** start **

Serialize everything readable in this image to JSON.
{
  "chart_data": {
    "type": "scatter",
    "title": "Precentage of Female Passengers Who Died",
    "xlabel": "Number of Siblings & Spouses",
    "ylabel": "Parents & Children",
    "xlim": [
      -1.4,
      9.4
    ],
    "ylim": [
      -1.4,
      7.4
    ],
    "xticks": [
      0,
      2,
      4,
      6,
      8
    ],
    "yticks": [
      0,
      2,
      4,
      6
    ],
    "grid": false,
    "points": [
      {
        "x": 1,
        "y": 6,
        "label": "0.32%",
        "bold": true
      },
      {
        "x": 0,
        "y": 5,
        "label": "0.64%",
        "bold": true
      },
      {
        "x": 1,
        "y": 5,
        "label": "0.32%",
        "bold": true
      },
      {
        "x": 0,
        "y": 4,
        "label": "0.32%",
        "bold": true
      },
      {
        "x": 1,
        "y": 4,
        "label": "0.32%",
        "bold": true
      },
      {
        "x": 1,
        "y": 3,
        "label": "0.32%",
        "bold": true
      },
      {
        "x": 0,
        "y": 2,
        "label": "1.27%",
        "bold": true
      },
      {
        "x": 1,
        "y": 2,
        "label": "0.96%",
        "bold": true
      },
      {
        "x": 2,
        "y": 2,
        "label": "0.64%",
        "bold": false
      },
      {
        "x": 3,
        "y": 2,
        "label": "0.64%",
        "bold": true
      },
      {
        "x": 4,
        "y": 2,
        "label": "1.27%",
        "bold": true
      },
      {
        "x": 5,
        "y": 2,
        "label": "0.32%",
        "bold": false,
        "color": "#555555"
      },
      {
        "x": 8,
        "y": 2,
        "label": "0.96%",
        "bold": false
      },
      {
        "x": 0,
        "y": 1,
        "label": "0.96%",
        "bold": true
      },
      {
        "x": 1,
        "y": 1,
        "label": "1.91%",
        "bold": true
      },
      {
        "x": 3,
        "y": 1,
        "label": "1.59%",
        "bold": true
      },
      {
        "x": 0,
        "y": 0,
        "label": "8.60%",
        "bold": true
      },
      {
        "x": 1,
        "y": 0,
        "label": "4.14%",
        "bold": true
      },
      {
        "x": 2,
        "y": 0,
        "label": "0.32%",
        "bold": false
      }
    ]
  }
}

** end **

> GOAL
Write out all the data again, exactly as it appears.

> EXERCISE RESULT
Serialize everything readable in this image to JSON.
{
  "chart_data": {
    "type": "scatter",
    "title": "Precentage of Female Passengers Who Died",
    "xlabel": "Number of Siblings & Spouses",
    "ylabel": "Parents & Children",
    "xlim": [
      -1.4,
      9.4
    ],
    "ylim": [
      -1.4,
      7.4
    ],
    "xticks": [
      0,
      2,
      4,
      6,
      8
    ],
    "yticks": [
      0,
      2,
      4,
      6
    ],
    "grid": false,
    "points": [
      {
        "x": 1,
        "y": 6,
        "label": "0.32%",
        "bold": true
      },
      {
        "x": 0,
        "y": 5,
        "label": "0.64%",
        "bold": true
      },
      {
        "x": 1,
        "y": 5,
        "label": "0.32%",
        "bold": true
      },
      {
        "x": 0,
        "y": 4,
        "label": "0.32%",
        "bold": true
      },
      {
        "x": 1,
        "y": 4,
        "label": "0.32%",
        "bold": true
      },
      {
        "x": 1,
        "y": 3,
        "label": "0.32%",
        "bold": true
      },
      {
        "x": 0,
        "y": 2,
        "label": "1.27%",
        "bold": true
      },
      {
        "x": 1,
        "y": 2,
        "label": "0.96%",
        "bold": true
      },
      {
        "x": 2,
        "y": 2,
        "label": "0.64%",
        "bold": false
      },
      {
        "x": 3,
        "y": 2,
        "label": "0.64%",
        "bold": true
      },
      {
        "x": 4,
        "y": 2,
        "label": "1.27%",
        "bold": true
      },
      {
        "x": 5,
        "y": 2,
        "label": "0.32%",
        "bold": false,
        "color": "#555555"
      },
      {
        "x": 8,
        "y": 2,
        "label": "0.96%",
        "bold": false
      },
      {
        "x": 0,
        "y": 1,
        "label": "0.96%",
        "bold": true
      },
      {
        "x": 1,
        "y": 1,
        "label": "1.91%",
        "bold": true
      },
      {
        "x": 3,
        "y": 1,
        "label": "1.59%",
        "bold": true
      },
      {
        "x": 0,
        "y": 0,
        "label": "8.60%",
        "bold": true
      },
      {
        "x": 1,
        "y": 0,
        "label": "4.14%",
        "bold": true
      },
      {
        "x": 2,
        "y": 0,
        "label": "0.32%",
        "bold": false
      }
    ]
  }
}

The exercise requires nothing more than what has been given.